SHORT PROBLEM:
From the listing below, copy every line with the word "title".

RECORDS PROVIDED:
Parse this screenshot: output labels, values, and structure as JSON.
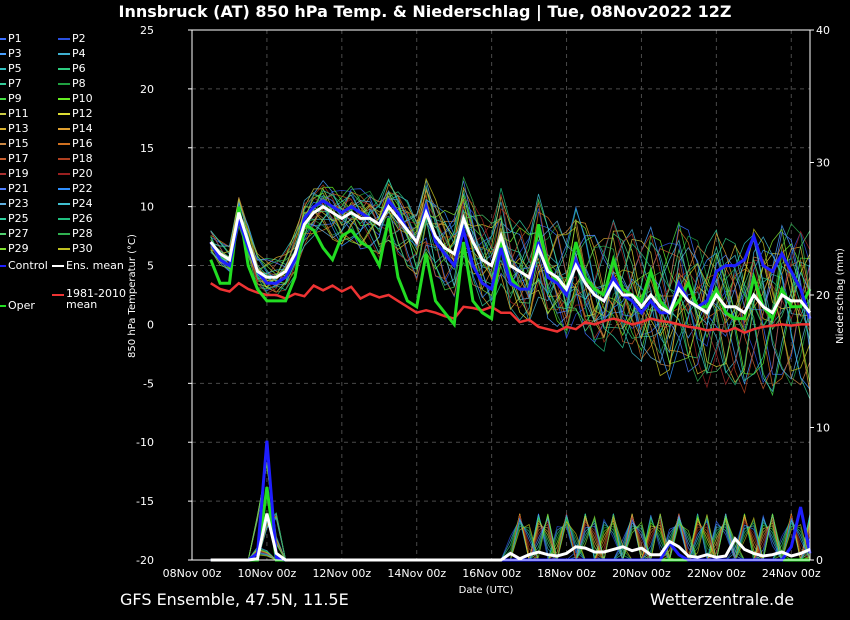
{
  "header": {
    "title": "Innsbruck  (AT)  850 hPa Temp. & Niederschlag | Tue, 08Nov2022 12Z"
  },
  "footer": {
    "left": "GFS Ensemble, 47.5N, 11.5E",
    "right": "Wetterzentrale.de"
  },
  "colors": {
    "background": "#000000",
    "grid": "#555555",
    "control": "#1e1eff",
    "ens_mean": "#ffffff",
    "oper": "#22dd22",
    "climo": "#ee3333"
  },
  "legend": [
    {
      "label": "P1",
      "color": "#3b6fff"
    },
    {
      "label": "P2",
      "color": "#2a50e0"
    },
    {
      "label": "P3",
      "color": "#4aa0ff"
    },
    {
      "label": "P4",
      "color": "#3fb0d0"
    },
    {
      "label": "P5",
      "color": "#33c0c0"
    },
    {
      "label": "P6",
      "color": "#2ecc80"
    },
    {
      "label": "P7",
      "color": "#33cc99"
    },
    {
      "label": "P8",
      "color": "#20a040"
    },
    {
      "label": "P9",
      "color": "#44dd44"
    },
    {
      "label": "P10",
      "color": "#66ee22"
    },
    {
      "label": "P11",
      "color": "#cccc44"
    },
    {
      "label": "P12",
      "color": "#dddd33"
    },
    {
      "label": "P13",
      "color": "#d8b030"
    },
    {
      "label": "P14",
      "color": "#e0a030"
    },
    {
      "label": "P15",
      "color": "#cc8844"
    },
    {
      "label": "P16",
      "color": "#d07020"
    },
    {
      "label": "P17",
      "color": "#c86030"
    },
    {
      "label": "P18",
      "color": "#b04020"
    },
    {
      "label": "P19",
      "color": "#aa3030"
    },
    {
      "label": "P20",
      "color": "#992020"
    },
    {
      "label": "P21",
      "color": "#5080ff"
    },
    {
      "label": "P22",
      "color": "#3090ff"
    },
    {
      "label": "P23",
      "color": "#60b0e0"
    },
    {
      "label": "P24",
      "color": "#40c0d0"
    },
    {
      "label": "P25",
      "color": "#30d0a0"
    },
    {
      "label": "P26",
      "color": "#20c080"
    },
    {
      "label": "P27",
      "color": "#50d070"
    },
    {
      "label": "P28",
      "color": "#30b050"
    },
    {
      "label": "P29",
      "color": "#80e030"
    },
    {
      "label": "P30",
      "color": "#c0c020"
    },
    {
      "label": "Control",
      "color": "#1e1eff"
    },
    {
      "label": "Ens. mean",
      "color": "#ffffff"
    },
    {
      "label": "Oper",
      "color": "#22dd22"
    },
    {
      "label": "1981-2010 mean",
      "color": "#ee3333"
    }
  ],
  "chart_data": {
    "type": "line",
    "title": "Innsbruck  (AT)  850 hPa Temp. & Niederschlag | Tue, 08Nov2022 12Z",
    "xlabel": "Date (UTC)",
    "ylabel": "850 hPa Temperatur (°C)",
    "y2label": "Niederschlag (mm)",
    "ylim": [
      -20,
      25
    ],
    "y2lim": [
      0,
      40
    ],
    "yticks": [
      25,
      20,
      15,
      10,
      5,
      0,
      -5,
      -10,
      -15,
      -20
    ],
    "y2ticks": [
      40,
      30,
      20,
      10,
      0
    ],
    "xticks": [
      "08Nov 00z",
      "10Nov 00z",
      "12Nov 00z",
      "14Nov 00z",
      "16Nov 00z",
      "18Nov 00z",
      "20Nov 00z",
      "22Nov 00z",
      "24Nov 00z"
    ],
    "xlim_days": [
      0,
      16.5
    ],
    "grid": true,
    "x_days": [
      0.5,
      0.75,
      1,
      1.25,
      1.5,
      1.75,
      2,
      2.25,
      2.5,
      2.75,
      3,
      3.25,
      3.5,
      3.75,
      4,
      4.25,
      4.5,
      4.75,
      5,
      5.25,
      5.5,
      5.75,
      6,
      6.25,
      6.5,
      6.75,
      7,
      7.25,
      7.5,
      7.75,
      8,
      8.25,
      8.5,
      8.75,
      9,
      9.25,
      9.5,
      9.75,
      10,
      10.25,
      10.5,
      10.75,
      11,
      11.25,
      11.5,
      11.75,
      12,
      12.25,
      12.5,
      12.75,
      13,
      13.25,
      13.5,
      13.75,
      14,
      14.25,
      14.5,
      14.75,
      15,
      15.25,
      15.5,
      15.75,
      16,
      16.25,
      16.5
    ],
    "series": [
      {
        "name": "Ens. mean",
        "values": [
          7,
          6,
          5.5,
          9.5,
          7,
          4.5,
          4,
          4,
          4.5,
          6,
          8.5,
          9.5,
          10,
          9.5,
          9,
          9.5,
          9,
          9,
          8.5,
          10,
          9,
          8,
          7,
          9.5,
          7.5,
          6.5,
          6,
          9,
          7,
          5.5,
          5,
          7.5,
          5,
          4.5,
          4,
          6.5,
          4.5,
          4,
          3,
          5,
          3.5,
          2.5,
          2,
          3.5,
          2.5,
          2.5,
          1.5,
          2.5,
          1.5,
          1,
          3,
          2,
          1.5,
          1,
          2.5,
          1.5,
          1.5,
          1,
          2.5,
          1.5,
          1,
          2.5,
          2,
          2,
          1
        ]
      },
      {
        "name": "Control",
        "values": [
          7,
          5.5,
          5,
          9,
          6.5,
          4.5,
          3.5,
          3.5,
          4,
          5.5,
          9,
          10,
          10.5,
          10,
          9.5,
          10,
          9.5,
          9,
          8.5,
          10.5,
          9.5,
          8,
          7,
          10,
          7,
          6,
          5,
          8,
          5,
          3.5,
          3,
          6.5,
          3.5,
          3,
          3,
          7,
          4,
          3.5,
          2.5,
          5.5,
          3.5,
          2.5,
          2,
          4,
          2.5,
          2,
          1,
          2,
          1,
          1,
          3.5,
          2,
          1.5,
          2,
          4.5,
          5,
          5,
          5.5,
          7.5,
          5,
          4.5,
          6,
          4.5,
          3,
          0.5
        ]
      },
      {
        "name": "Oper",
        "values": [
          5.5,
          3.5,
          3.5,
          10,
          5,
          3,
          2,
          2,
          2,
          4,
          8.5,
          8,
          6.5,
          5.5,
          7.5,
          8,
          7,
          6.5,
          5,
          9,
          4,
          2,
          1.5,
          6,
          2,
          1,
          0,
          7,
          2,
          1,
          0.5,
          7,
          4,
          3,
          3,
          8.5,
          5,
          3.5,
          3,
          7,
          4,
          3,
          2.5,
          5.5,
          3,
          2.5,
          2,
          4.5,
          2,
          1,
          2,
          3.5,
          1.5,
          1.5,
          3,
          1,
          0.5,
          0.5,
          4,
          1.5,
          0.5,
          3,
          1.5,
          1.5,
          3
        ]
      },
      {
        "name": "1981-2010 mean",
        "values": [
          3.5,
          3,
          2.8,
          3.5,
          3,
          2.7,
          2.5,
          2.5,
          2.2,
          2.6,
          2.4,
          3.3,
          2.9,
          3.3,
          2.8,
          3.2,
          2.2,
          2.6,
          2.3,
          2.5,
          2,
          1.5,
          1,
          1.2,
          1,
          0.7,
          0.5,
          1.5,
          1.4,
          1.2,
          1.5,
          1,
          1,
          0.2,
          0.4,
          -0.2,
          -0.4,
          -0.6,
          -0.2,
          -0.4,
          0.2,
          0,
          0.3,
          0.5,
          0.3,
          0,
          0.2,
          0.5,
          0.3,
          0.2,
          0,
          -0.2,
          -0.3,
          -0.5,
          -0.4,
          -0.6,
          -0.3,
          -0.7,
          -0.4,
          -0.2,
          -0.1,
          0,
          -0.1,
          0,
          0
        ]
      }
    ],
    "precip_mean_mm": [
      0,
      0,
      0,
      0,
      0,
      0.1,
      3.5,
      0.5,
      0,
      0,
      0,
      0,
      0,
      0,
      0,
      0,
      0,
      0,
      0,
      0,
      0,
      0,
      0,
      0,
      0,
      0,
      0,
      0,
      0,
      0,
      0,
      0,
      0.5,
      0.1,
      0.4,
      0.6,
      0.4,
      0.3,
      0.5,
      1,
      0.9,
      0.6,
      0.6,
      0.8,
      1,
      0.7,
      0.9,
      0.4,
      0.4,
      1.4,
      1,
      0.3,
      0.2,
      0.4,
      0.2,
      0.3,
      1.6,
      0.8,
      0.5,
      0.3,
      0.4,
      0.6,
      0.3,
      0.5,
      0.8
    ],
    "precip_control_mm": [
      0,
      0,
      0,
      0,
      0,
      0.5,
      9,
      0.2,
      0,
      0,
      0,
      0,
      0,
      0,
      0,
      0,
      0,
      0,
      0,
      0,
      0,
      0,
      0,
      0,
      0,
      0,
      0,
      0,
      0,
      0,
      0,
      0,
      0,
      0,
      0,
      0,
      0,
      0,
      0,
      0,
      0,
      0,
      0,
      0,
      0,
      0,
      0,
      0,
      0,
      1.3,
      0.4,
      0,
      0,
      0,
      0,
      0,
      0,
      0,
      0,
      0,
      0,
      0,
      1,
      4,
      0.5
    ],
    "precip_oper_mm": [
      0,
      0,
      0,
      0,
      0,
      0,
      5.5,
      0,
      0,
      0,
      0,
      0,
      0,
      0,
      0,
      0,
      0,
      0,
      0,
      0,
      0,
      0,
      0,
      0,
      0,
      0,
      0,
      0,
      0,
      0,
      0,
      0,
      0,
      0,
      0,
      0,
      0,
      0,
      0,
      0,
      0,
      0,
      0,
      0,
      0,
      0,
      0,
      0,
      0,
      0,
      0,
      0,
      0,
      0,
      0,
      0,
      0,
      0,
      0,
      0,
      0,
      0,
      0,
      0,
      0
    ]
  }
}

EXERCISE RESULT:
    "title": "Innsbruck  (AT)  850 hPa Temp. & Niederschlag | Tue, 08Nov2022 12Z"
    "title": "Innsbruck  (AT)  850 hPa Temp. & Niederschlag | Tue, 08Nov2022 12Z",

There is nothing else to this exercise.